▶ ENTRIES SUPPLIED
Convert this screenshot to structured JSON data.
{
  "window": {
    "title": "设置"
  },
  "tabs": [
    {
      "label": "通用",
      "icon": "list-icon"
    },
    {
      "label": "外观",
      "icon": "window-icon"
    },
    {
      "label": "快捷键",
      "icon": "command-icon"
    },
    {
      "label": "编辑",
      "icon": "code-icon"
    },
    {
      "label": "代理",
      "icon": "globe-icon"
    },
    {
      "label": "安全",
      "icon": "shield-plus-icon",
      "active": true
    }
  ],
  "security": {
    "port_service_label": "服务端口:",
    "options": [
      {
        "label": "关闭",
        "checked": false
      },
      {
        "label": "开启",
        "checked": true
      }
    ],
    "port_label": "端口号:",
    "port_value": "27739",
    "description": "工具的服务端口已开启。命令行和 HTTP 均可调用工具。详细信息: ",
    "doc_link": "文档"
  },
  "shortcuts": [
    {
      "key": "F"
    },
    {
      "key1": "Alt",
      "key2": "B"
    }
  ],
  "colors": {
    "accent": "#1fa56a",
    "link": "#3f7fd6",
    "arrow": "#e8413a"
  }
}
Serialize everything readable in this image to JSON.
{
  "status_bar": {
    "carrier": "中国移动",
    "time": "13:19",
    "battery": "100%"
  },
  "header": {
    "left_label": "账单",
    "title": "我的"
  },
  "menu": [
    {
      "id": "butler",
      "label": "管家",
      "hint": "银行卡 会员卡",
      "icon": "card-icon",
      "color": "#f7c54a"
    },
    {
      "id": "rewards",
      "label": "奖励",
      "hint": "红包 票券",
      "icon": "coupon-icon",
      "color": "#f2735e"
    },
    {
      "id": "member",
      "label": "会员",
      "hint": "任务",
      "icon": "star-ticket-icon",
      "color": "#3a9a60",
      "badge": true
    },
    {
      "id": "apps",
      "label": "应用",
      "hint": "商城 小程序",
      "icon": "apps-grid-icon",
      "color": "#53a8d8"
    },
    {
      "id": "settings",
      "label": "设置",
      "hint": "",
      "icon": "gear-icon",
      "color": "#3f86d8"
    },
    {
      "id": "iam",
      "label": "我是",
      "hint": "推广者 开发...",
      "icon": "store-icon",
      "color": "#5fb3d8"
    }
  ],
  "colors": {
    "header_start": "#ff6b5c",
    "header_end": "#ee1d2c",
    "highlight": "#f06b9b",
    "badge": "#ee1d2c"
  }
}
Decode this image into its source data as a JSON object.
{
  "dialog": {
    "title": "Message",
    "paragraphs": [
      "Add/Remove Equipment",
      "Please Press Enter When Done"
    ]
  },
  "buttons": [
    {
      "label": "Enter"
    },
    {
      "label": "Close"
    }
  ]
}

▶ GOAL
Every entry must be retyped in full, exactly as given.

▶ ANSWER FOR THE TASK
Convert this screenshot to structured JSON data.
{
  "window": {
    "title": "设置"
  },
  "tabs": [
    {
      "label": "通用",
      "icon": "list-icon"
    },
    {
      "label": "外观",
      "icon": "window-icon"
    },
    {
      "label": "快捷键",
      "icon": "command-icon"
    },
    {
      "label": "编辑",
      "icon": "code-icon"
    },
    {
      "label": "代理",
      "icon": "globe-icon"
    },
    {
      "label": "安全",
      "icon": "shield-plus-icon",
      "active": true
    }
  ],
  "security": {
    "port_service_label": "服务端口:",
    "options": [
      {
        "label": "关闭",
        "checked": false
      },
      {
        "label": "开启",
        "checked": true
      }
    ],
    "port_label": "端口号:",
    "port_value": "27739",
    "description": "工具的服务端口已开启。命令行和 HTTP 均可调用工具。详细信息: ",
    "doc_link": "文档"
  },
  "shortcuts": [
    {
      "key": "F"
    },
    {
      "key1": "Alt",
      "key2": "B"
    }
  ],
  "colors": {
    "accent": "#1fa56a",
    "link": "#3f7fd6",
    "arrow": "#e8413a"
  }
}
Serialize everything readable in this image to JSON.
{
  "status_bar": {
    "carrier": "中国移动",
    "time": "13:19",
    "battery": "100%"
  },
  "header": {
    "left_label": "账单",
    "title": "我的"
  },
  "menu": [
    {
      "id": "butler",
      "label": "管家",
      "hint": "银行卡 会员卡",
      "icon": "card-icon",
      "color": "#f7c54a"
    },
    {
      "id": "rewards",
      "label": "奖励",
      "hint": "红包 票券",
      "icon": "coupon-icon",
      "color": "#f2735e"
    },
    {
      "id": "member",
      "label": "会员",
      "hint": "任务",
      "icon": "star-ticket-icon",
      "color": "#3a9a60",
      "badge": true
    },
    {
      "id": "apps",
      "label": "应用",
      "hint": "商城 小程序",
      "icon": "apps-grid-icon",
      "color": "#53a8d8"
    },
    {
      "id": "settings",
      "label": "设置",
      "hint": "",
      "icon": "gear-icon",
      "color": "#3f86d8"
    },
    {
      "id": "iam",
      "label": "我是",
      "hint": "推广者 开发...",
      "icon": "store-icon",
      "color": "#5fb3d8"
    }
  ],
  "colors": {
    "header_start": "#ff6b5c",
    "header_end": "#ee1d2c",
    "highlight": "#f06b9b",
    "badge": "#ee1d2c"
  }
}
Decode this image into its source data as a JSON object.
{
  "dialog": {
    "title": "Message",
    "paragraphs": [
      "Add/Remove Equipment",
      "Please Press Enter When Done"
    ]
  },
  "buttons": [
    {
      "label": "Enter"
    },
    {
      "label": "Close"
    }
  ]
}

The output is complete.